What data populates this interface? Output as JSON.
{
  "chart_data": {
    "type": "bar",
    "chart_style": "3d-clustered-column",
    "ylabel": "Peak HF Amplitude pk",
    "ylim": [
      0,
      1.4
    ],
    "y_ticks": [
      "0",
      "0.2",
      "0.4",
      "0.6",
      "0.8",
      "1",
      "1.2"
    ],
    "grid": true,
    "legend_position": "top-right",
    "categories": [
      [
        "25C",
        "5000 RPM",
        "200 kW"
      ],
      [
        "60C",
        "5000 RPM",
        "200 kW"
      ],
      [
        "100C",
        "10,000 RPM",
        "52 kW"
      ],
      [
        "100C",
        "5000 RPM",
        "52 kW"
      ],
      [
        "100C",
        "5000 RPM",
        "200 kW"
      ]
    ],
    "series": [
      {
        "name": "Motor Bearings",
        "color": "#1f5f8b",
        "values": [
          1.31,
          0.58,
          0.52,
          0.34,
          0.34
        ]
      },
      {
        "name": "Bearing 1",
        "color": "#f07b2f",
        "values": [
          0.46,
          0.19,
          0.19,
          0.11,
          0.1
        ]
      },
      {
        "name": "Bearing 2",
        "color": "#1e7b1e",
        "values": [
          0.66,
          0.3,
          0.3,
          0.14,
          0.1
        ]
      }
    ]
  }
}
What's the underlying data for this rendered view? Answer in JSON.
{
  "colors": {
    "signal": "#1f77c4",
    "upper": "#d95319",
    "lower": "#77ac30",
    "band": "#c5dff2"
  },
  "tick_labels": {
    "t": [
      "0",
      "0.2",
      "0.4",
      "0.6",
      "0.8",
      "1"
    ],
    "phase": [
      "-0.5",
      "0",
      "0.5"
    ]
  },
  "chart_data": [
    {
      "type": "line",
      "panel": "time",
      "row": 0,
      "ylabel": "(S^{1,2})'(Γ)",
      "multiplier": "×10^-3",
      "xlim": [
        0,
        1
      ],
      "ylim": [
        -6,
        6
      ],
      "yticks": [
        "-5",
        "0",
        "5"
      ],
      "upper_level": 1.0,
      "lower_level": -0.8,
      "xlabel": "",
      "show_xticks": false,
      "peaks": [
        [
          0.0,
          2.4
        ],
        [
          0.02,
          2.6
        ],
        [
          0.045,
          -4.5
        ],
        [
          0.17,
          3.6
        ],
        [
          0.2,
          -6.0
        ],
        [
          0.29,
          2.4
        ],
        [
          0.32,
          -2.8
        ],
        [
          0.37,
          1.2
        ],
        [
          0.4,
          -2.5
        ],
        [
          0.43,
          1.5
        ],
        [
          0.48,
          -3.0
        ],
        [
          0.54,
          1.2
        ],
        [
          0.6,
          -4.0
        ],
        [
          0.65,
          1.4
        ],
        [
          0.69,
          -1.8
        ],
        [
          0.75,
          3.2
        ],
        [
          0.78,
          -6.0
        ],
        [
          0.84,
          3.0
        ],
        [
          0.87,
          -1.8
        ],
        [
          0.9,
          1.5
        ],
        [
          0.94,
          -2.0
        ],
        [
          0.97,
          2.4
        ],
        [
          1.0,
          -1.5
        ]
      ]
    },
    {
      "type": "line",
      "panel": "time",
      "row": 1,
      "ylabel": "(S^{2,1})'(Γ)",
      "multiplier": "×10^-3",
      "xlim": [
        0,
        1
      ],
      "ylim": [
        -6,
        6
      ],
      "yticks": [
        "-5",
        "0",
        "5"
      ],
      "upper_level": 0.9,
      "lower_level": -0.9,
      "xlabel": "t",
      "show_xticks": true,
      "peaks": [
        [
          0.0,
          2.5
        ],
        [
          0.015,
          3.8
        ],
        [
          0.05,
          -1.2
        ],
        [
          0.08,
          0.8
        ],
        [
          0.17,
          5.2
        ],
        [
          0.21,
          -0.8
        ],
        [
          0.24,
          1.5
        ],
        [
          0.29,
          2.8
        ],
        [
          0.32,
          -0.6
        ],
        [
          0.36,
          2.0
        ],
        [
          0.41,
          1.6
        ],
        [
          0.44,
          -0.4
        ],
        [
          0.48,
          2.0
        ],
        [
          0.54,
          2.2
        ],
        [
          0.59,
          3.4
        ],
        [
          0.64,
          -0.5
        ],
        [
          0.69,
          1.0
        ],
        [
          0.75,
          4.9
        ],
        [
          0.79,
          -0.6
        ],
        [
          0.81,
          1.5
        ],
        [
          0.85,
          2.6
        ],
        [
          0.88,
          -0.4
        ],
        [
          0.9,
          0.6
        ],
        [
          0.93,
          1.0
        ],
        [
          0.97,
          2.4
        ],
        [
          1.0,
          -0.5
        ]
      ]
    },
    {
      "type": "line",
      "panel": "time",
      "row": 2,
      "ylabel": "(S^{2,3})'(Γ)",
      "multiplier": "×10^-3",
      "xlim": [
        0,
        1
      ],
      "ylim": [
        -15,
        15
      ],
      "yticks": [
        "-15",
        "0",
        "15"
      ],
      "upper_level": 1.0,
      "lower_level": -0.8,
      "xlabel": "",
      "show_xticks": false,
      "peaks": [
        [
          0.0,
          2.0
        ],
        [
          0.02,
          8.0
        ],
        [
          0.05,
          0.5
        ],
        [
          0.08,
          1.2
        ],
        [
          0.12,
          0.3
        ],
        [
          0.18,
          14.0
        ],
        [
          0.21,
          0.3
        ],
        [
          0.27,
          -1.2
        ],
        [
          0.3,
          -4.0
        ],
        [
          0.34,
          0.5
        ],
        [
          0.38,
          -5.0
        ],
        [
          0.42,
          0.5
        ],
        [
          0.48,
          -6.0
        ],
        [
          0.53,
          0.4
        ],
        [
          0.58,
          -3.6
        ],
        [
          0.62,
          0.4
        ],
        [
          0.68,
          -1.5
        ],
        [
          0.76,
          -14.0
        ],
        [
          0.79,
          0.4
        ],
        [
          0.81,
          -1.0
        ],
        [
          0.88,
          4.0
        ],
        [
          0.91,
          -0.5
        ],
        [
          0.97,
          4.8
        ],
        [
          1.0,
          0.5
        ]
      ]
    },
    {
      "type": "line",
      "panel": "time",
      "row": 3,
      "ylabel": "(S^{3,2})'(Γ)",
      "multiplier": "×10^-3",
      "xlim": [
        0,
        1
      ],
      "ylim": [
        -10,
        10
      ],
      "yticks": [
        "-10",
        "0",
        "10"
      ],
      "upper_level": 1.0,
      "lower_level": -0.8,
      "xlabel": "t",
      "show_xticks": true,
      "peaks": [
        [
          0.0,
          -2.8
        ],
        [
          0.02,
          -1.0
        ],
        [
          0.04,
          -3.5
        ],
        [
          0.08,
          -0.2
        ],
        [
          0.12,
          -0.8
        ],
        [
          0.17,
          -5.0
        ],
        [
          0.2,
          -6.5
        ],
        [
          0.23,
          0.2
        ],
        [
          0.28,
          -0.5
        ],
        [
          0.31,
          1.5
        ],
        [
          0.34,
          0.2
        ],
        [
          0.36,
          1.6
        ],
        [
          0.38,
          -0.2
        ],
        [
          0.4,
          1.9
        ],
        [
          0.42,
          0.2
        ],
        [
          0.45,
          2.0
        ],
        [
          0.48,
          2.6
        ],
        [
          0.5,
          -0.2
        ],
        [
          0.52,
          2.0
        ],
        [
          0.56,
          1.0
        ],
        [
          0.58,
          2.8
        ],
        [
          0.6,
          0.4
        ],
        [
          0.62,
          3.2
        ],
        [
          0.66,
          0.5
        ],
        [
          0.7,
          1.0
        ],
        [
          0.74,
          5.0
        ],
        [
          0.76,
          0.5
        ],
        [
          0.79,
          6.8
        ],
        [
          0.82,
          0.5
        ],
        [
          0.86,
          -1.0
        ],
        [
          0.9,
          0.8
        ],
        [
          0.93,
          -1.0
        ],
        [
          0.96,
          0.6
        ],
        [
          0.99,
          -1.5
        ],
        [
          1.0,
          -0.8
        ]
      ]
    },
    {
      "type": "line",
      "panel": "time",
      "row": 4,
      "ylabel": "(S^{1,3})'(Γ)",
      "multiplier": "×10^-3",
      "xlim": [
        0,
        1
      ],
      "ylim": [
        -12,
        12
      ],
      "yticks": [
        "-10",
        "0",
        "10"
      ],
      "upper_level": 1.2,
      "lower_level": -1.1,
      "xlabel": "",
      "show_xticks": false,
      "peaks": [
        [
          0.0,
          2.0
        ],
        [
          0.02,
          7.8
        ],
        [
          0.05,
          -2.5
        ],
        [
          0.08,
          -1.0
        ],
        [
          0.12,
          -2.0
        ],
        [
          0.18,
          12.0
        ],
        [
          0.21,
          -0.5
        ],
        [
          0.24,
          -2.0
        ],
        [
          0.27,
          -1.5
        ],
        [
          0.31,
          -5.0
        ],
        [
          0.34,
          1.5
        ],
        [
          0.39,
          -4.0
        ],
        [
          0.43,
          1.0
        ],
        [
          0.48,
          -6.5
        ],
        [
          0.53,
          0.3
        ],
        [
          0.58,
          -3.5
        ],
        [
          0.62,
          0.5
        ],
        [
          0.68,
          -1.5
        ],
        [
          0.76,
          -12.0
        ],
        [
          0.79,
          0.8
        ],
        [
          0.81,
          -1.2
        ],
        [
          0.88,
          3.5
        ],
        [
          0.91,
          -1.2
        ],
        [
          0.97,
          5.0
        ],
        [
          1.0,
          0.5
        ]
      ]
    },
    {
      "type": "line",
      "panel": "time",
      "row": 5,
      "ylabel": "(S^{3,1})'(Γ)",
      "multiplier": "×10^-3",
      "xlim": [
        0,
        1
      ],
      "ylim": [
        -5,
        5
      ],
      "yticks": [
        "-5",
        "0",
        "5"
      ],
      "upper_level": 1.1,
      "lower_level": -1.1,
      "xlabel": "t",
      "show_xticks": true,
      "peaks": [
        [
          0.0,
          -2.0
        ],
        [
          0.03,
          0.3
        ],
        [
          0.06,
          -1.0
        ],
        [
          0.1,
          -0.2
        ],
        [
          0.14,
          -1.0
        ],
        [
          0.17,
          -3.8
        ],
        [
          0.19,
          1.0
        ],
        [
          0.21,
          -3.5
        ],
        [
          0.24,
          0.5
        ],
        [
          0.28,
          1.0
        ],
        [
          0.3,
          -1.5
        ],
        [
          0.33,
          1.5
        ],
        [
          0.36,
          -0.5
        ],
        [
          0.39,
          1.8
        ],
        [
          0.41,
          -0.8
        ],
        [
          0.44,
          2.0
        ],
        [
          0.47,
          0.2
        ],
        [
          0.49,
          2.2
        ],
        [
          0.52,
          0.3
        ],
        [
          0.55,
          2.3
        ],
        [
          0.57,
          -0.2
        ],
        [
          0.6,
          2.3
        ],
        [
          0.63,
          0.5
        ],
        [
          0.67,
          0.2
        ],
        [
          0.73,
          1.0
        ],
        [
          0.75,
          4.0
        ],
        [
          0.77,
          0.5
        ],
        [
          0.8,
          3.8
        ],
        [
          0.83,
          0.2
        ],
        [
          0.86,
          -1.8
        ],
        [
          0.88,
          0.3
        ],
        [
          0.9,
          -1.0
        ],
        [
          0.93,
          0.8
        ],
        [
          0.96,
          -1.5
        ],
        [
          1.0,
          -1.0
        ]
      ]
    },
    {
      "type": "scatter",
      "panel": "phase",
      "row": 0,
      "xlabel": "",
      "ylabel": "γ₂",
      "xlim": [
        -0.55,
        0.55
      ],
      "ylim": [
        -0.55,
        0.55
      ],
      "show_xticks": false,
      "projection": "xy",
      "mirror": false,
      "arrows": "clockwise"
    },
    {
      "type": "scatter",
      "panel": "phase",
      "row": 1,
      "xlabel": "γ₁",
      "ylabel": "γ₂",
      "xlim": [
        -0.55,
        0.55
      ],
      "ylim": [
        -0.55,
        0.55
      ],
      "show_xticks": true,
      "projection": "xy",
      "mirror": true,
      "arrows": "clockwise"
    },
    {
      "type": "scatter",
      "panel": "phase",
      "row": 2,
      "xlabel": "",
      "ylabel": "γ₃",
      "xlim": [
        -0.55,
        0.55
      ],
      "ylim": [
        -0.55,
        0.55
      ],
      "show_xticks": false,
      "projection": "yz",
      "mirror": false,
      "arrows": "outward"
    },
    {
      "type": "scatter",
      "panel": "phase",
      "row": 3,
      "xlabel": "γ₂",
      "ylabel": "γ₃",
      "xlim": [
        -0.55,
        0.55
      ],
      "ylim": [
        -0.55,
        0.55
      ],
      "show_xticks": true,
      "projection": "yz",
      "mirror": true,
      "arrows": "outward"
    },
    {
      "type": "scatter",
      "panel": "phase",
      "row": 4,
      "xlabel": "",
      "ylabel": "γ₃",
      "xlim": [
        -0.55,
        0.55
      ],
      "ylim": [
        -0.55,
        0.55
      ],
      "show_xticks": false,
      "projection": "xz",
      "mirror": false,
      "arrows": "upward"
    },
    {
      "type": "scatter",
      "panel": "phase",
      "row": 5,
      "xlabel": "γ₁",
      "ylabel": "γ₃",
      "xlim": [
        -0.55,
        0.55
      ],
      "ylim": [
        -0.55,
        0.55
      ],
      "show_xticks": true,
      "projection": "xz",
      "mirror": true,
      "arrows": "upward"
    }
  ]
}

[WORK TO DO]:
Only lines with "JSON" are wanted here; list each of them.

[TASK SOLUTION]:
What data populates this interface? Output as JSON.
What's the underlying data for this rendered view? Answer in JSON.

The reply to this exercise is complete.